◆ **Directions for this task**
Without including any pictures, write out the listing below exactly.

◆ **Excerpt from a dataset**
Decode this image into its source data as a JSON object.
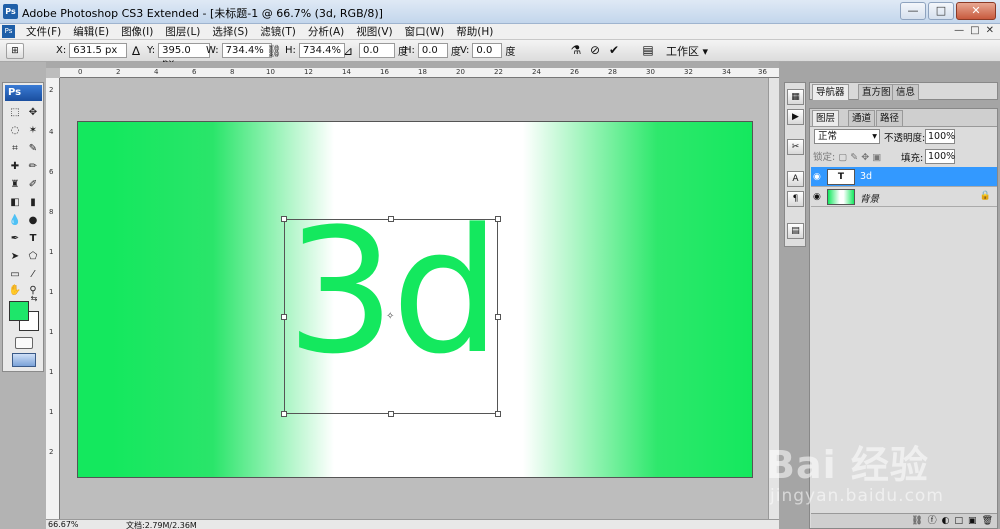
{
  "window": {
    "app_icon": "Ps",
    "title": "Adobe Photoshop CS3 Extended - [未标题-1 @ 66.7% (3d, RGB/8)]",
    "buttons": [
      "—",
      "□",
      "✕"
    ]
  },
  "menu": {
    "items": [
      "文件(F)",
      "编辑(E)",
      "图像(I)",
      "图层(L)",
      "选择(S)",
      "滤镜(T)",
      "分析(A)",
      "视图(V)",
      "窗口(W)",
      "帮助(H)"
    ],
    "mdi_buttons": [
      "—",
      "□",
      "✕"
    ]
  },
  "options": {
    "x_label": "X:",
    "x_value": "631.5 px",
    "y_label": "Y:",
    "y_value": "395.0 px",
    "w_label": "W:",
    "w_value": "734.4%",
    "h_label": "H:",
    "h_value": "734.4%",
    "rot_value": "0.0",
    "deg1": "度",
    "hskew_label": "H:",
    "hskew_value": "0.0",
    "deg2": "度",
    "vskew_label": "V:",
    "vskew_value": "0.0",
    "deg3": "度",
    "workspace": "工作区 ▾"
  },
  "toolbox": {
    "badge": "Ps"
  },
  "rulers": {
    "top_ticks": [
      "0",
      "2",
      "4",
      "6",
      "8",
      "10",
      "12",
      "14",
      "16",
      "18",
      "20",
      "22",
      "24",
      "26",
      "28",
      "30",
      "32",
      "34",
      "36"
    ],
    "left_ticks": [
      "2",
      "4",
      "6",
      "8",
      "1",
      "1",
      "1",
      "1",
      "1",
      "2"
    ]
  },
  "canvas": {
    "text": "3d"
  },
  "status": {
    "zoom": "66.67%",
    "doc": "文档:2.79M/2.36M"
  },
  "panels": {
    "top_tabs": [
      "导航器",
      "直方图",
      "信息"
    ],
    "layer_tabs": [
      "图层",
      "通道",
      "路径"
    ],
    "blend_mode": "正常",
    "opacity_label": "不透明度:",
    "opacity_value": "100%",
    "lock_label": "锁定:",
    "fill_label": "填充:",
    "fill_value": "100%",
    "layers": [
      {
        "name": "3d",
        "thumb": "T"
      },
      {
        "name": "背景",
        "thumb": ""
      }
    ],
    "footer_icons": [
      "ⓕ",
      "◐",
      "□",
      "▣",
      "🗑"
    ]
  },
  "watermark": {
    "main": "Bai 经验",
    "sub": "jingyan.baidu.com"
  },
  "colors": {
    "foreground": "#1ee66a",
    "background": "#ffffff",
    "canvas_green": "#14e85e",
    "selected_layer": "#3399ff"
  }
}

◆ **Reply to the task**
Decode this image into its source data as a JSON object.
{
  "window": {
    "app_icon": "Ps",
    "title": "Adobe Photoshop CS3 Extended - [未标题-1 @ 66.7% (3d, RGB/8)]",
    "buttons": [
      "—",
      "□",
      "✕"
    ]
  },
  "menu": {
    "items": [
      "文件(F)",
      "编辑(E)",
      "图像(I)",
      "图层(L)",
      "选择(S)",
      "滤镜(T)",
      "分析(A)",
      "视图(V)",
      "窗口(W)",
      "帮助(H)"
    ],
    "mdi_buttons": [
      "—",
      "□",
      "✕"
    ]
  },
  "options": {
    "x_label": "X:",
    "x_value": "631.5 px",
    "y_label": "Y:",
    "y_value": "395.0 px",
    "w_label": "W:",
    "w_value": "734.4%",
    "h_label": "H:",
    "h_value": "734.4%",
    "rot_value": "0.0",
    "deg1": "度",
    "hskew_label": "H:",
    "hskew_value": "0.0",
    "deg2": "度",
    "vskew_label": "V:",
    "vskew_value": "0.0",
    "deg3": "度",
    "workspace": "工作区 ▾"
  },
  "toolbox": {
    "badge": "Ps"
  },
  "rulers": {
    "top_ticks": [
      "0",
      "2",
      "4",
      "6",
      "8",
      "10",
      "12",
      "14",
      "16",
      "18",
      "20",
      "22",
      "24",
      "26",
      "28",
      "30",
      "32",
      "34",
      "36"
    ],
    "left_ticks": [
      "2",
      "4",
      "6",
      "8",
      "1",
      "1",
      "1",
      "1",
      "1",
      "2"
    ]
  },
  "canvas": {
    "text": "3d"
  },
  "status": {
    "zoom": "66.67%",
    "doc": "文档:2.79M/2.36M"
  },
  "panels": {
    "top_tabs": [
      "导航器",
      "直方图",
      "信息"
    ],
    "layer_tabs": [
      "图层",
      "通道",
      "路径"
    ],
    "blend_mode": "正常",
    "opacity_label": "不透明度:",
    "opacity_value": "100%",
    "lock_label": "锁定:",
    "fill_label": "填充:",
    "fill_value": "100%",
    "layers": [
      {
        "name": "3d",
        "thumb": "T"
      },
      {
        "name": "背景",
        "thumb": ""
      }
    ],
    "footer_icons": [
      "ⓕ",
      "◐",
      "□",
      "▣",
      "🗑"
    ]
  },
  "watermark": {
    "main": "Bai 经验",
    "sub": "jingyan.baidu.com"
  },
  "colors": {
    "foreground": "#1ee66a",
    "background": "#ffffff",
    "canvas_green": "#14e85e",
    "selected_layer": "#3399ff"
  }
}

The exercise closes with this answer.